# WORKING DATA:
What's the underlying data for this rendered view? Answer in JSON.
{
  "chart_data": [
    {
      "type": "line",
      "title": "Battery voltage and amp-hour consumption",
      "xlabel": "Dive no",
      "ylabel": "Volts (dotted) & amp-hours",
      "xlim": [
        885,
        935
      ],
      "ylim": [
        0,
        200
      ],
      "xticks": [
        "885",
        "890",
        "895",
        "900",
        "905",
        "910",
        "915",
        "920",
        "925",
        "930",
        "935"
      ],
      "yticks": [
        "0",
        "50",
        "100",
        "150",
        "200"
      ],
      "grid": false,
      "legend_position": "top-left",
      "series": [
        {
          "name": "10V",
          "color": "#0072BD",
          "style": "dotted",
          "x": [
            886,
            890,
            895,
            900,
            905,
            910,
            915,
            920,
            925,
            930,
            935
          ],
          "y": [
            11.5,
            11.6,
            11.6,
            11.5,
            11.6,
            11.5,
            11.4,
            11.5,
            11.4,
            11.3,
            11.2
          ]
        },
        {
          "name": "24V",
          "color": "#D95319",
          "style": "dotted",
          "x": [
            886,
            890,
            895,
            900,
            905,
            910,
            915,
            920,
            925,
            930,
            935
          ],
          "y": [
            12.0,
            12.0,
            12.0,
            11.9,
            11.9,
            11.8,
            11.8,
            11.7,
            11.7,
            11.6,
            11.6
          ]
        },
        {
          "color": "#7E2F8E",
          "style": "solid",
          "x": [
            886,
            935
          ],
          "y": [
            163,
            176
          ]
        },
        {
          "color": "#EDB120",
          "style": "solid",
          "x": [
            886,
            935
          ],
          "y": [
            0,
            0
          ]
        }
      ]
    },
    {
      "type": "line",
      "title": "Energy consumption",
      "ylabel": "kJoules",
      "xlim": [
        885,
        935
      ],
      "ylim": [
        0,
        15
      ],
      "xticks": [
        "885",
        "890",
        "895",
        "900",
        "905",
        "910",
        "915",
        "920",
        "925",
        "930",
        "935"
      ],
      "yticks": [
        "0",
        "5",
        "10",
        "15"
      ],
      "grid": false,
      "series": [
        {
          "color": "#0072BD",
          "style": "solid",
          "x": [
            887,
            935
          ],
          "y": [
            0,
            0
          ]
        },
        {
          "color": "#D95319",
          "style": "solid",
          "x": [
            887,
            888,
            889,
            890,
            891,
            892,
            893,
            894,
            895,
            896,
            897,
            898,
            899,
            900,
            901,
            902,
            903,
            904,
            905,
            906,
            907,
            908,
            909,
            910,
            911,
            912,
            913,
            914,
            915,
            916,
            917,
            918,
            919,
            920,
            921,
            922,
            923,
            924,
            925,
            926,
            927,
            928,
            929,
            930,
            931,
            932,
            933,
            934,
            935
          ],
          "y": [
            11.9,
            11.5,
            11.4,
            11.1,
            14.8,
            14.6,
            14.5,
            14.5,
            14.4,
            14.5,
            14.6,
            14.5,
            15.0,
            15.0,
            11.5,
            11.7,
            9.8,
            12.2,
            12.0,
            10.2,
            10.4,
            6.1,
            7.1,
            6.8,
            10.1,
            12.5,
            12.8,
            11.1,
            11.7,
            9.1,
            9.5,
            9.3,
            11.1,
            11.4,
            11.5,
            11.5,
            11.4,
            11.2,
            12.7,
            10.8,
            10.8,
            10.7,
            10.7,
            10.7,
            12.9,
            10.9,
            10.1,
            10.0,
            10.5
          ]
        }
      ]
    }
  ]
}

# SET PROBLEM:
Extract all lines as given.

# CORRECT ANSWER:
What's the underlying data for this rendered view? Answer in JSON.
{
  "chart_data": [
    {
      "type": "line",
      "title": "Battery voltage and amp-hour consumption",
      "xlabel": "Dive no",
      "ylabel": "Volts (dotted) & amp-hours",
      "xlim": [
        885,
        935
      ],
      "ylim": [
        0,
        200
      ],
      "xticks": [
        "885",
        "890",
        "895",
        "900",
        "905",
        "910",
        "915",
        "920",
        "925",
        "930",
        "935"
      ],
      "yticks": [
        "0",
        "50",
        "100",
        "150",
        "200"
      ],
      "grid": false,
      "legend_position": "top-left",
      "series": [
        {
          "name": "10V",
          "color": "#0072BD",
          "style": "dotted",
          "x": [
            886,
            890,
            895,
            900,
            905,
            910,
            915,
            920,
            925,
            930,
            935
          ],
          "y": [
            11.5,
            11.6,
            11.6,
            11.5,
            11.6,
            11.5,
            11.4,
            11.5,
            11.4,
            11.3,
            11.2
          ]
        },
        {
          "name": "24V",
          "color": "#D95319",
          "style": "dotted",
          "x": [
            886,
            890,
            895,
            900,
            905,
            910,
            915,
            920,
            925,
            930,
            935
          ],
          "y": [
            12.0,
            12.0,
            12.0,
            11.9,
            11.9,
            11.8,
            11.8,
            11.7,
            11.7,
            11.6,
            11.6
          ]
        },
        {
          "color": "#7E2F8E",
          "style": "solid",
          "x": [
            886,
            935
          ],
          "y": [
            163,
            176
          ]
        },
        {
          "color": "#EDB120",
          "style": "solid",
          "x": [
            886,
            935
          ],
          "y": [
            0,
            0
          ]
        }
      ]
    },
    {
      "type": "line",
      "title": "Energy consumption",
      "ylabel": "kJoules",
      "xlim": [
        885,
        935
      ],
      "ylim": [
        0,
        15
      ],
      "xticks": [
        "885",
        "890",
        "895",
        "900",
        "905",
        "910",
        "915",
        "920",
        "925",
        "930",
        "935"
      ],
      "yticks": [
        "0",
        "5",
        "10",
        "15"
      ],
      "grid": false,
      "series": [
        {
          "color": "#0072BD",
          "style": "solid",
          "x": [
            887,
            935
          ],
          "y": [
            0,
            0
          ]
        },
        {
          "color": "#D95319",
          "style": "solid",
          "x": [
            887,
            888,
            889,
            890,
            891,
            892,
            893,
            894,
            895,
            896,
            897,
            898,
            899,
            900,
            901,
            902,
            903,
            904,
            905,
            906,
            907,
            908,
            909,
            910,
            911,
            912,
            913,
            914,
            915,
            916,
            917,
            918,
            919,
            920,
            921,
            922,
            923,
            924,
            925,
            926,
            927,
            928,
            929,
            930,
            931,
            932,
            933,
            934,
            935
          ],
          "y": [
            11.9,
            11.5,
            11.4,
            11.1,
            14.8,
            14.6,
            14.5,
            14.5,
            14.4,
            14.5,
            14.6,
            14.5,
            15.0,
            15.0,
            11.5,
            11.7,
            9.8,
            12.2,
            12.0,
            10.2,
            10.4,
            6.1,
            7.1,
            6.8,
            10.1,
            12.5,
            12.8,
            11.1,
            11.7,
            9.1,
            9.5,
            9.3,
            11.1,
            11.4,
            11.5,
            11.5,
            11.4,
            11.2,
            12.7,
            10.8,
            10.8,
            10.7,
            10.7,
            10.7,
            12.9,
            10.9,
            10.1,
            10.0,
            10.5
          ]
        }
      ]
    }
  ]
}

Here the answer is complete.